EXERCISE GOAL:
Send back the entries below exactly as they appear.

RECORDS PROVIDED:
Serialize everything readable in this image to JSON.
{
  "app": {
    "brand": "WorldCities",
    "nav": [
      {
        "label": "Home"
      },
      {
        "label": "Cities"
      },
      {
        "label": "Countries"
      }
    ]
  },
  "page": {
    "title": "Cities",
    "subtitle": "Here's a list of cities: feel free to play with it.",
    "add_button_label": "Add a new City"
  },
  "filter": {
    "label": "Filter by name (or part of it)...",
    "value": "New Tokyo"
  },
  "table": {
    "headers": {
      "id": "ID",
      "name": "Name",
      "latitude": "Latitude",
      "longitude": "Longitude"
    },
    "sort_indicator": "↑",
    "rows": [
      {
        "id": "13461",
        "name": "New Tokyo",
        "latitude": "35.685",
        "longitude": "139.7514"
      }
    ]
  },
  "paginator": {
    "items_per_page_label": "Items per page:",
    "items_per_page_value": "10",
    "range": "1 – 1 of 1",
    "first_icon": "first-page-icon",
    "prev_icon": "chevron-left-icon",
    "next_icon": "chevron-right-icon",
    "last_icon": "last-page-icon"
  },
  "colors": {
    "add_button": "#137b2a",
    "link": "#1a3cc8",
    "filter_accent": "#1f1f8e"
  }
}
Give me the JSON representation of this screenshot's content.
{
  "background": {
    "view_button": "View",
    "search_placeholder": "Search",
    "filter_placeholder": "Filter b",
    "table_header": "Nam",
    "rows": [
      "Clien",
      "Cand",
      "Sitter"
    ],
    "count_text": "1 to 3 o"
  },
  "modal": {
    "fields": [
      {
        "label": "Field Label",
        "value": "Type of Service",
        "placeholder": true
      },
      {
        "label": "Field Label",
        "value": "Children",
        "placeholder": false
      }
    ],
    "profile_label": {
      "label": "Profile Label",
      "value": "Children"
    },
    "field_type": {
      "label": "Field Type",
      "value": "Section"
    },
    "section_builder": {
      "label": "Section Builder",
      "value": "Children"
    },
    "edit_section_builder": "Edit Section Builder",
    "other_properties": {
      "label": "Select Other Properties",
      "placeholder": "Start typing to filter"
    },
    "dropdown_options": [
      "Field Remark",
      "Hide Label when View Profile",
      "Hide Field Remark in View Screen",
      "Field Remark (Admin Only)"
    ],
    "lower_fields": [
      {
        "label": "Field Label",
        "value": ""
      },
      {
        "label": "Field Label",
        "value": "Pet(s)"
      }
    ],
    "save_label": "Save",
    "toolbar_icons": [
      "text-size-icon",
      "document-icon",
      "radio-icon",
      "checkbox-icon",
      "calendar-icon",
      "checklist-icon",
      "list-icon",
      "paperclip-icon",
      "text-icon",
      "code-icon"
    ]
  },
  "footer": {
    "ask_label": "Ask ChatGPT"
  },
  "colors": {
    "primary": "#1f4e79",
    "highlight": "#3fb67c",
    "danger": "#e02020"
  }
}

ANSWER TO THIS TASK:
Serialize everything readable in this image to JSON.
{
  "app": {
    "brand": "WorldCities",
    "nav": [
      {
        "label": "Home"
      },
      {
        "label": "Cities"
      },
      {
        "label": "Countries"
      }
    ]
  },
  "page": {
    "title": "Cities",
    "subtitle": "Here's a list of cities: feel free to play with it.",
    "add_button_label": "Add a new City"
  },
  "filter": {
    "label": "Filter by name (or part of it)...",
    "value": "New Tokyo"
  },
  "table": {
    "headers": {
      "id": "ID",
      "name": "Name",
      "latitude": "Latitude",
      "longitude": "Longitude"
    },
    "sort_indicator": "↑",
    "rows": [
      {
        "id": "13461",
        "name": "New Tokyo",
        "latitude": "35.685",
        "longitude": "139.7514"
      }
    ]
  },
  "paginator": {
    "items_per_page_label": "Items per page:",
    "items_per_page_value": "10",
    "range": "1 – 1 of 1",
    "first_icon": "first-page-icon",
    "prev_icon": "chevron-left-icon",
    "next_icon": "chevron-right-icon",
    "last_icon": "last-page-icon"
  },
  "colors": {
    "add_button": "#137b2a",
    "link": "#1a3cc8",
    "filter_accent": "#1f1f8e"
  }
}
Give me the JSON representation of this screenshot's content.
{
  "background": {
    "view_button": "View",
    "search_placeholder": "Search",
    "filter_placeholder": "Filter b",
    "table_header": "Nam",
    "rows": [
      "Clien",
      "Cand",
      "Sitter"
    ],
    "count_text": "1 to 3 o"
  },
  "modal": {
    "fields": [
      {
        "label": "Field Label",
        "value": "Type of Service",
        "placeholder": true
      },
      {
        "label": "Field Label",
        "value": "Children",
        "placeholder": false
      }
    ],
    "profile_label": {
      "label": "Profile Label",
      "value": "Children"
    },
    "field_type": {
      "label": "Field Type",
      "value": "Section"
    },
    "section_builder": {
      "label": "Section Builder",
      "value": "Children"
    },
    "edit_section_builder": "Edit Section Builder",
    "other_properties": {
      "label": "Select Other Properties",
      "placeholder": "Start typing to filter"
    },
    "dropdown_options": [
      "Field Remark",
      "Hide Label when View Profile",
      "Hide Field Remark in View Screen",
      "Field Remark (Admin Only)"
    ],
    "lower_fields": [
      {
        "label": "Field Label",
        "value": ""
      },
      {
        "label": "Field Label",
        "value": "Pet(s)"
      }
    ],
    "save_label": "Save",
    "toolbar_icons": [
      "text-size-icon",
      "document-icon",
      "radio-icon",
      "checkbox-icon",
      "calendar-icon",
      "checklist-icon",
      "list-icon",
      "paperclip-icon",
      "text-icon",
      "code-icon"
    ]
  },
  "footer": {
    "ask_label": "Ask ChatGPT"
  },
  "colors": {
    "primary": "#1f4e79",
    "highlight": "#3fb67c",
    "danger": "#e02020"
  }
}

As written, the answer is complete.